---------- Extract provided ----------

Anyone have advice on how to insert next_page_toke...
# getting-started
m
Anyone have advice on how to insert next_page_token into the record. In this case it is a date, and I would like to store that date somewhere in the record. Have already tried passing into post process and assigning to row['current_date']. I have also tried messing with request_records and assigning paginator.current_value to a new context attribute but that gives 'NoneType object does not support assignment' (not exactly sure what is in context anyway).
r
You were looking in the right place - generally,
post_process
is the best place to modify record data. From our previous conversation, am I correct in assuming you want the date from the URL as a record property? Unfortunately,
post_process
only provides access to the record
row
and
context
as you have seen, and modifying the stream context directly is considered bad practice. You're may have to do this in
parse_response
, where you have access to the response to pull out the date from the request URL. Of course, here you will have to update your stream schemas to pick up the new record property (e.g.
current_date
).
@edgar_ramirez_mondragon Is my summary of
context
correct here? As the docs suggest, I assume it is not a good idea to be arbitrarily setting properties in context (like you can in
click
, for example).
e
That's correct, changing the context impacts incremental replication. And you're right that
parse_response
is the right place to accomplish this.
m
Thank you guys that is very helpful, I wasn't looking at parse_response as a possible solution, I will try messing with it to get what I want.
Okay so I can self.logger.info the response.request.url but I'm having trouble actually getting it in to the record. I created a stream property for current_date but when I try to iterate through the csv.DictReader object and assign the url to current_date it just empties the existing record. Sending the parse_response and output of meltano invoke tap-caiso - it's all metric and no record. edit: I just saw that you already did it lol, thank you so much once again Reuben, one issue: it shows up in meltano invoke but not in the .jsonl stream files?
r
Did you add
current_date
to the
DemandStream
schema yet?
m
Yes
Wait a minute, will re-running metlano run tap-caiso target-jsonl overwrite existing output .jsonl or just load at the end of what was already there - just answered my own question, I was looking at old records thinking it would overwrite - it works as it should, thank you
r
Yeah, it just appends to the
.jsonl
file. I run
rm output/<stream>.jsonl; meltano run <tap> target-jsonl
a fair bit to get around that behaviour.

---------- Entries provided ----------

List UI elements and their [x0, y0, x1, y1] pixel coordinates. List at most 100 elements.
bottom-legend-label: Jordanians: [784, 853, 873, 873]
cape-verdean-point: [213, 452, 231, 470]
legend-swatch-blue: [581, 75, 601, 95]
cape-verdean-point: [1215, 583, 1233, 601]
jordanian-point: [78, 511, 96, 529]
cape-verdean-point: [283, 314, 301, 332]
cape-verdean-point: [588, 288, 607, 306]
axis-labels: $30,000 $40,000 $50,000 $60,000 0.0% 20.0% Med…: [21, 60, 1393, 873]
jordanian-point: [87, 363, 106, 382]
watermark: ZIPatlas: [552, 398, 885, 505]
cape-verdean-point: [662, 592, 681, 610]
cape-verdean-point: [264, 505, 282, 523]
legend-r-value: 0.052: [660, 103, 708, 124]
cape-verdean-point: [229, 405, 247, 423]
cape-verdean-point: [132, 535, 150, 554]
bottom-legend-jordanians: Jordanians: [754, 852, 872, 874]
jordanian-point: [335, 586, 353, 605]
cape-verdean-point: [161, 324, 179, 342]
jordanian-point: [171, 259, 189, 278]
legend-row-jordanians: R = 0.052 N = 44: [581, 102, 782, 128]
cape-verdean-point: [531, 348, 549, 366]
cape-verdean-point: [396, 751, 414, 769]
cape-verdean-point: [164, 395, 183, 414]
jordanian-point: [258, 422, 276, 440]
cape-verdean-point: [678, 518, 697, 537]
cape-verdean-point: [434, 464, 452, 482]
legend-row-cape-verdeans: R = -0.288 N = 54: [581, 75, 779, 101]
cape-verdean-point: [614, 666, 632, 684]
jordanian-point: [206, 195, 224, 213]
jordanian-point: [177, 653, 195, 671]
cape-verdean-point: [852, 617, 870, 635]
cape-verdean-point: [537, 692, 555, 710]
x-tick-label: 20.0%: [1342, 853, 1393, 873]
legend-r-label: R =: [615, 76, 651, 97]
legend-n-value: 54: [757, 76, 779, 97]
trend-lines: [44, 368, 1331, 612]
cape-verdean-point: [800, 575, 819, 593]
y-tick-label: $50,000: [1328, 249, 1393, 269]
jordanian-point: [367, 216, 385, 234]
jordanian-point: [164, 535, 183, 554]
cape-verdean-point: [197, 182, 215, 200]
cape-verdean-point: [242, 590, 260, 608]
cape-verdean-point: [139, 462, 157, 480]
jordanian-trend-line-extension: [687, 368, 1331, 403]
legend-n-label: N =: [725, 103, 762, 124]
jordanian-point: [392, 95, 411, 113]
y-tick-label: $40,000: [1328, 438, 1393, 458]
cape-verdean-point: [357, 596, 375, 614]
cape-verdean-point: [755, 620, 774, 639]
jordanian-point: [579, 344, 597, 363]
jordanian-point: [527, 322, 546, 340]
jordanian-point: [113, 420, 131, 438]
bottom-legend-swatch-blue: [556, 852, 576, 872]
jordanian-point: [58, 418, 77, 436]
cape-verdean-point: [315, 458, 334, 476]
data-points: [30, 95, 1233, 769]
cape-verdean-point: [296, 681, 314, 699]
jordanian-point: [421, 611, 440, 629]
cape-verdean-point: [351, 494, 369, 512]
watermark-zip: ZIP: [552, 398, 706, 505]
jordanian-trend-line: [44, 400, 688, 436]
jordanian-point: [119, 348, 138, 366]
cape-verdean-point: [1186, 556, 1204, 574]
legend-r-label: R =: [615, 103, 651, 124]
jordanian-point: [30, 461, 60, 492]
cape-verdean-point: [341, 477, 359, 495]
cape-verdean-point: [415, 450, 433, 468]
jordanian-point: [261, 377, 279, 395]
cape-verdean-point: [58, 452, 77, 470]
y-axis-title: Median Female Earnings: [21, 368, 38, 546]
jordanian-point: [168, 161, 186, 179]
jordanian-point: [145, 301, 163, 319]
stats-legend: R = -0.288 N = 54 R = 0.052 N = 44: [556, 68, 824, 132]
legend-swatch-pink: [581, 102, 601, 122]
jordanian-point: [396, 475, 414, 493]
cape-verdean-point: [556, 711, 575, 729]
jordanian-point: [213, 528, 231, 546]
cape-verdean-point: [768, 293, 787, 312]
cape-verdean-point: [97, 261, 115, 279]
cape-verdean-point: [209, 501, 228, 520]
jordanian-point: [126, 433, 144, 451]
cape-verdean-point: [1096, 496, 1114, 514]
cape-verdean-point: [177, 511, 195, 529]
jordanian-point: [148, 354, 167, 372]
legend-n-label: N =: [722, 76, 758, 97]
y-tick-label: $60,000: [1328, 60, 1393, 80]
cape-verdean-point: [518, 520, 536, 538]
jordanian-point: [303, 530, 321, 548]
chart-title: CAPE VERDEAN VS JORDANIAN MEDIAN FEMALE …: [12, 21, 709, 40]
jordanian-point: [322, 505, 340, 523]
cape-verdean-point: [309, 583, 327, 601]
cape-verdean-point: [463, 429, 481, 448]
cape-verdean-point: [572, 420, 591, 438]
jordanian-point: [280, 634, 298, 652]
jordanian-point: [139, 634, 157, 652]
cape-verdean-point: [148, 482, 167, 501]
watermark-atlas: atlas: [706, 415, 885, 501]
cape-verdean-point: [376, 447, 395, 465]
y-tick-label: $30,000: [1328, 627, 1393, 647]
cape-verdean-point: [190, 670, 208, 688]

----------
---------- Entries provided ----------

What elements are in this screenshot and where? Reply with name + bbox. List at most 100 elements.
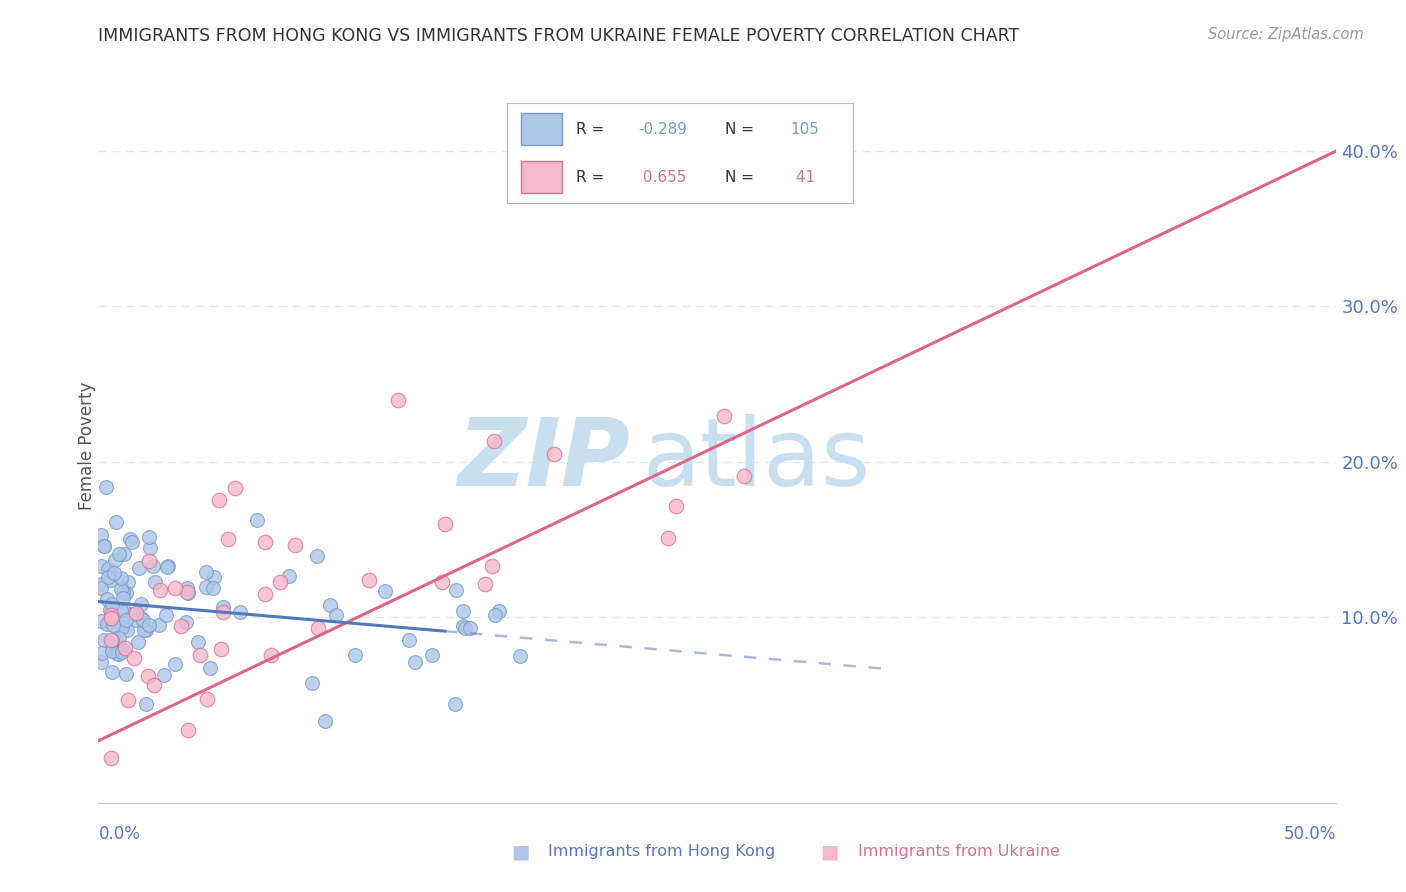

----------
---------- Entries provided ----------

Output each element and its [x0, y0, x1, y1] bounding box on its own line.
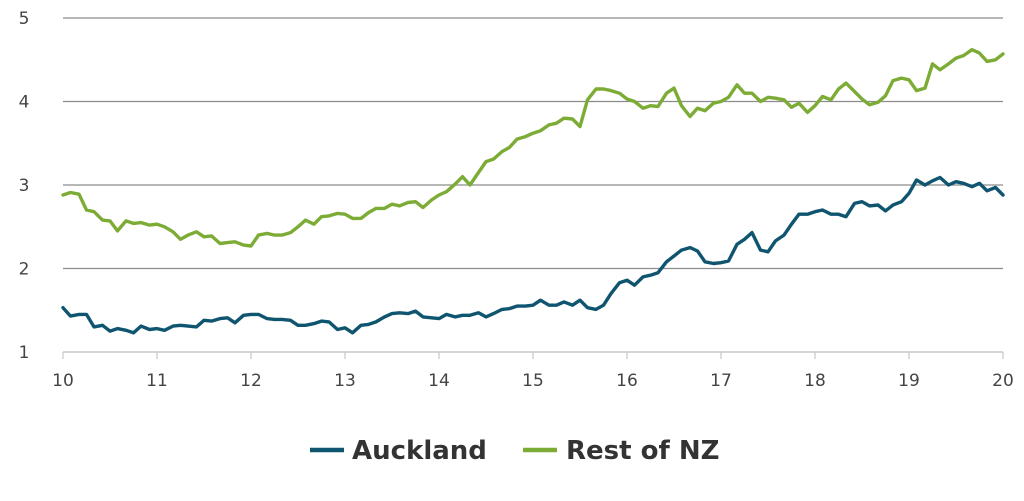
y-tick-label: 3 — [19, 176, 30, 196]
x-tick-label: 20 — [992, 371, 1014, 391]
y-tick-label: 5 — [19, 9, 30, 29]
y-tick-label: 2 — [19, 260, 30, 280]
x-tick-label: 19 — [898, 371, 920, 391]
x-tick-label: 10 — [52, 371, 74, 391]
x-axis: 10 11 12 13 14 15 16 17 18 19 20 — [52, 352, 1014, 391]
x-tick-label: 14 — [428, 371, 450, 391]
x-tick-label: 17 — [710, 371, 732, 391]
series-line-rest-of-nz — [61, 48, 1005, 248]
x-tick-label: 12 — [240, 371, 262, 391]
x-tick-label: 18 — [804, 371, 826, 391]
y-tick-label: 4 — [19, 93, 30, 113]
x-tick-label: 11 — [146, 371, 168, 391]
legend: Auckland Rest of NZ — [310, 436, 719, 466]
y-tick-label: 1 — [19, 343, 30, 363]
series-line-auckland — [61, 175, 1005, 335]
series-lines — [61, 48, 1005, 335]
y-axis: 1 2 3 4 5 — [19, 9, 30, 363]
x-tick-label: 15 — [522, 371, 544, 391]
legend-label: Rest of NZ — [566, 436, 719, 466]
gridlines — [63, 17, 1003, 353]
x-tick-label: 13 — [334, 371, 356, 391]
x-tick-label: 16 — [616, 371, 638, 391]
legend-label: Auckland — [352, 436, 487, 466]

----------

→ Set tasks
• 1. Rewrite the Meltano forum thread from "# getting-started" to "in context anyway).", substituting "paginator.next_value" for "paginator.current_value".
• 2. Carry on the forum thread about adding a date to Meltano tap records, starting after its final message.
The records play no part in what comes next.

→ Responses
• 1.
# getting-started
m
Anyone have advice on how to insert next_page_token into the record. In this case it is a date, and I would like to store that date somewhere in the record. Have already tried passing into post process and assigning to row['current_date']. I have also tried messing with request_records and assigning paginator.next_value to a new context attribute but that gives 'NoneType object does not support assignment' (not exactly sure what is in context anyway).

• 2.
m
trying to use pandas to localize and convert datetime and getting modulenotfounderror: no module named pandas. It's definitely installed - pip install pandas requirement already satisfied and pip show pandas has no error
r
I wouldn't have thought you need
pandas
just to localize a date... I think it is a fairly big package also, so adding it as a dependency is probably going to increase plugin install time significantly. As far as adding a dependency to the tap, the easiest way to do this is
poetry add <package>
. This adds entries in
pyproject.toml
and
poetry.lock
, as well as installing the package to the Poetry-managed virtual environment for the project (probably not where your
pip install
was targeting).
m
Yeah I guess it was a little ambitious, I wanted to get the date as utc with the pacific offset included and thought that was the easiest way to do it - I may be severely overcomplicating this
r
I would have a read into the inbuilt
datetime
module in Python to see how you can leverage that in the way you want (no doubt it is possible) - from a quick search I see a library called
pytz
mentioned a fair amount, so maybe look at how that works with
datetime
for handling timezones. https://docs.python.org/3/library/datetime.html https://pypi.org/project/pytz/
Is it the
current_date
timestamp value in the record you are trying to apply the offset for?
m
Yes, trying to use the 'Time' field being returned by the request to make a full datetime object - converting to utc with the offset and storing in current_date
r
Copy code
>>> import datetime
>>> today = datetime.date.today()
>>> time = datetime.time.fromisoformat("15:36")
>>> str(today)
'2023-08-25'
>>> str(time)
'15:36:00'
>>> combined = datetime.datetime.combine(today, time)
>>> str(combined)
'2023-08-25 15:36:00'
Not sure about the offset bit though...
You can decide if you want to remove
Time
from the record in
post_process
(I'm assuming you're already in
post_process
for the conversion), since it will be unneeded given
current_date
having the translated time component.
Copy code
>>> str(combined.replace(tzinfo=datetime.timezone(datetime.timedelta(hours=-7))))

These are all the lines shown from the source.